Data for processing:
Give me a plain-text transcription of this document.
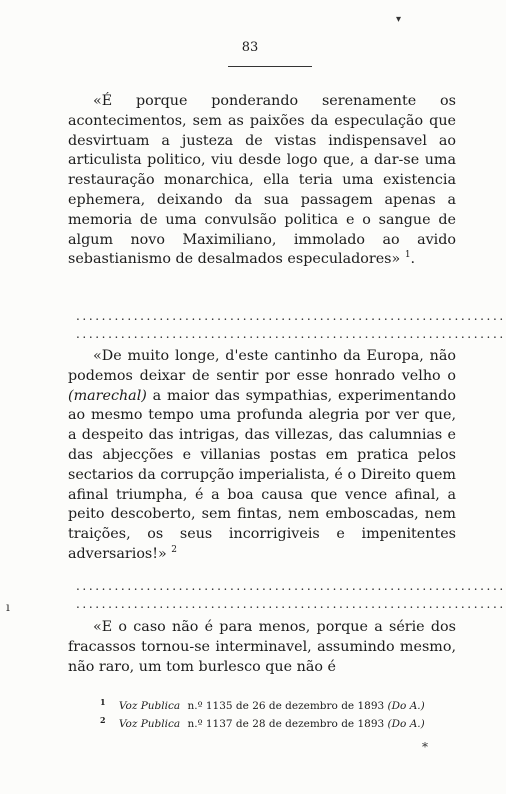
83
▾
ı

«É porque ponderando serenamente os acontecimentos, sem as paixões da especulação que desvirtuam a justeza de vistas indispensavel ao articulista politico, viu desde logo que, a dar-se uma restauração monarchica, ella teria uma existencia ephemera, deixando da sua passagem apenas a memoria de uma convulsão politica e o sangue de algum novo Maximiliano, immolado ao avido sebastianismo de desalmados especuladores» $^1$.

...................................................................
...................................................................

«De muito longe, d'este cantinho da Europa, não podemos deixar de sentir por esse honrado velho o (marechal) a maior das sympathias, experimentando ao mesmo tempo uma profunda alegria por ver que, a despeito das intrigas, das villezas, das calumnias e das abjecções e villanias postas em pratica pelos sectarios da corrupção imperialista, é o Direito quem afinal triumpha, é a boa causa que vence afinal, a peito descoberto, sem fintas, nem emboscadas, nem traições, os seus incorrigiveis e impenitentes adversarios!» $^2$

...................................................................
...................................................................

«E o caso não é para menos, porque a série dos fracassos tornou-se interminavel, assumindo mesmo, não raro, um tom burlesco que não é

$^1$ Voz Publica n.º 1135 de 26 de dezembro de 1893 (Do A.)
$^2$ Voz Publica n.º 1137 de 28 de dezembro de 1893 (Do A.)
*
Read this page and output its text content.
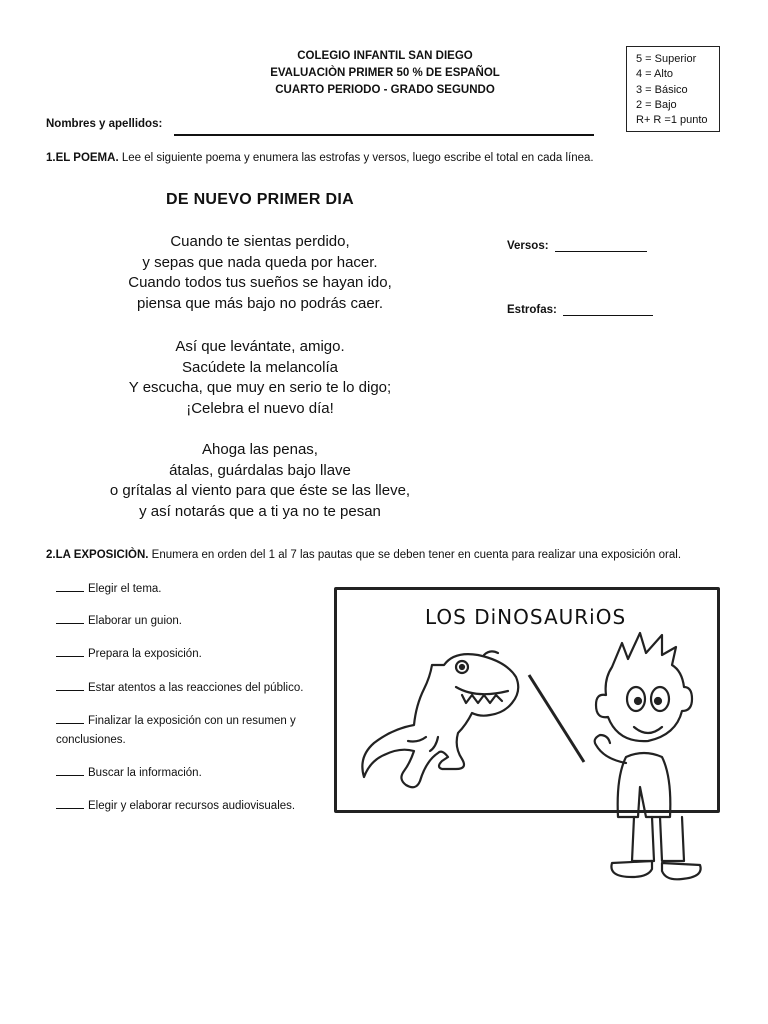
COLEGIO INFANTIL SAN DIEGO
EVALUACIÒN PRIMER 50 % DE ESPAÑOL
CUARTO PERIODO - GRADO SEGUNDO
5 = Superior
4 = Alto
3 = Básico
2 = Bajo
R+ R =1 punto
Nombres y apellidos:
1.EL POEMA. Lee el siguiente poema y enumera las estrofas y versos, luego escribe el total en cada línea.
DE NUEVO PRIMER DIA
Cuando te sientas perdido,
y sepas que nada queda por hacer.
Cuando todos tus sueños se hayan ido,
piensa que más bajo no podrás caer.
Así que levántate, amigo.
Sacúdete la melancolía
Y escucha, que muy en serio te lo digo;
¡Celebra el nuevo día!
Ahoga las penas,
átalas, guárdalas bajo llave
o grítalas al viento para que éste se las lleve,
y así notarás que a ti ya no te pesan
Versos:
Estrofas:
2.LA EXPOSICIÒN. Enumera en orden del 1 al 7 las pautas que se deben tener en cuenta para realizar una exposición oral.
Elegir el tema.
Elaborar un guion.
Prepara la exposición.
Estar atentos a las reacciones del público.
Finalizar la exposición con un resumen y conclusiones.
Buscar la información.
Elegir y elaborar recursos audiovisuales.
LOS DiNOSAURiOS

Your instructions: Wherever the word "PRIMER" occurs in a line of the listing, copy that line.

Complete output:
EVALUACIÒN PRIMER 50 % DE ESPAÑOL
DE NUEVO PRIMER DIA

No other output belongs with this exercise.